● SHORT PROBLEM: Go through the records and give each one again exactly.
■ ■ ■ ■ ■
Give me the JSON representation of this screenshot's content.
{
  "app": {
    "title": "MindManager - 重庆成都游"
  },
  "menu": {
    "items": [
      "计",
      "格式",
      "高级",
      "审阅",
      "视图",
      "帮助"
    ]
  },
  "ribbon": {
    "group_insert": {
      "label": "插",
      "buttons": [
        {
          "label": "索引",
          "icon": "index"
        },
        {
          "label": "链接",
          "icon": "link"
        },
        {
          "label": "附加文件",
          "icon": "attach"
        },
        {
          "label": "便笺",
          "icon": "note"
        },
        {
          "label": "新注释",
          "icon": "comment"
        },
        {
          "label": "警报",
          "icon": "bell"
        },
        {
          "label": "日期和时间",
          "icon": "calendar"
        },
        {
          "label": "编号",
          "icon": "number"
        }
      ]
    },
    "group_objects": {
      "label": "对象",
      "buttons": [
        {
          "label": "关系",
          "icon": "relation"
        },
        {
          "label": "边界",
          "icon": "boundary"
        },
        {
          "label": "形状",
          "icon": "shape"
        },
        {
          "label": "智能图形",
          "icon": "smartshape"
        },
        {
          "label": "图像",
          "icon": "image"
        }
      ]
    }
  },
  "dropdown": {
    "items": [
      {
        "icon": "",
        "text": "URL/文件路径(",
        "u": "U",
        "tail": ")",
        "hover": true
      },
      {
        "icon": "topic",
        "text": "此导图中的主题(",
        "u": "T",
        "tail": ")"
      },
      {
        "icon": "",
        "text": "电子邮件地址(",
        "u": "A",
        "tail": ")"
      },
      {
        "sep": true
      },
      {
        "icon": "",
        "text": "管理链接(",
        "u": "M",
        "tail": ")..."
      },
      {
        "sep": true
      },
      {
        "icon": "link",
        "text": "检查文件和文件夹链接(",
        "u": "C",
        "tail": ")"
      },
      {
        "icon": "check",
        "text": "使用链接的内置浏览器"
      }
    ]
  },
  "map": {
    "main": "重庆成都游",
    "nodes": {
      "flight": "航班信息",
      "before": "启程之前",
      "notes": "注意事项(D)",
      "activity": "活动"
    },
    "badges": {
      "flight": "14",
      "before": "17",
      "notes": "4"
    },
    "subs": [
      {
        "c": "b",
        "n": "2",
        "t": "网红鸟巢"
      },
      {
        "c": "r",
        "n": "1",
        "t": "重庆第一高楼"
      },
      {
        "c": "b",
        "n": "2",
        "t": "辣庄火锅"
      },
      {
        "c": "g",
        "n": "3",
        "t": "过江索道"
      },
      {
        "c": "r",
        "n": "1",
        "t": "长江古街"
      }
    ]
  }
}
■ ■ ■ ■ ■
● TASK OUTPUT:
Give me the JSON representation of this screenshot's content.
{
  "app": {
    "title": "MindManager - 重庆成都游"
  },
  "menu": {
    "items": [
      "计",
      "格式",
      "高级",
      "审阅",
      "视图",
      "帮助"
    ]
  },
  "ribbon": {
    "group_insert": {
      "label": "插",
      "buttons": [
        {
          "label": "索引",
          "icon": "index"
        },
        {
          "label": "链接",
          "icon": "link"
        },
        {
          "label": "附加文件",
          "icon": "attach"
        },
        {
          "label": "便笺",
          "icon": "note"
        },
        {
          "label": "新注释",
          "icon": "comment"
        },
        {
          "label": "警报",
          "icon": "bell"
        },
        {
          "label": "日期和时间",
          "icon": "calendar"
        },
        {
          "label": "编号",
          "icon": "number"
        }
      ]
    },
    "group_objects": {
      "label": "对象",
      "buttons": [
        {
          "label": "关系",
          "icon": "relation"
        },
        {
          "label": "边界",
          "icon": "boundary"
        },
        {
          "label": "形状",
          "icon": "shape"
        },
        {
          "label": "智能图形",
          "icon": "smartshape"
        },
        {
          "label": "图像",
          "icon": "image"
        }
      ]
    }
  },
  "dropdown": {
    "items": [
      {
        "icon": "",
        "text": "URL/文件路径(",
        "u": "U",
        "tail": ")",
        "hover": true
      },
      {
        "icon": "topic",
        "text": "此导图中的主题(",
        "u": "T",
        "tail": ")"
      },
      {
        "icon": "",
        "text": "电子邮件地址(",
        "u": "A",
        "tail": ")"
      },
      {
        "sep": true
      },
      {
        "icon": "",
        "text": "管理链接(",
        "u": "M",
        "tail": ")..."
      },
      {
        "sep": true
      },
      {
        "icon": "link",
        "text": "检查文件和文件夹链接(",
        "u": "C",
        "tail": ")"
      },
      {
        "icon": "check",
        "text": "使用链接的内置浏览器"
      }
    ]
  },
  "map": {
    "main": "重庆成都游",
    "nodes": {
      "flight": "航班信息",
      "before": "启程之前",
      "notes": "注意事项(D)",
      "activity": "活动"
    },
    "badges": {
      "flight": "14",
      "before": "17",
      "notes": "4"
    },
    "subs": [
      {
        "c": "b",
        "n": "2",
        "t": "网红鸟巢"
      },
      {
        "c": "r",
        "n": "1",
        "t": "重庆第一高楼"
      },
      {
        "c": "b",
        "n": "2",
        "t": "辣庄火锅"
      },
      {
        "c": "g",
        "n": "3",
        "t": "过江索道"
      },
      {
        "c": "r",
        "n": "1",
        "t": "长江古街"
      }
    ]
  }
}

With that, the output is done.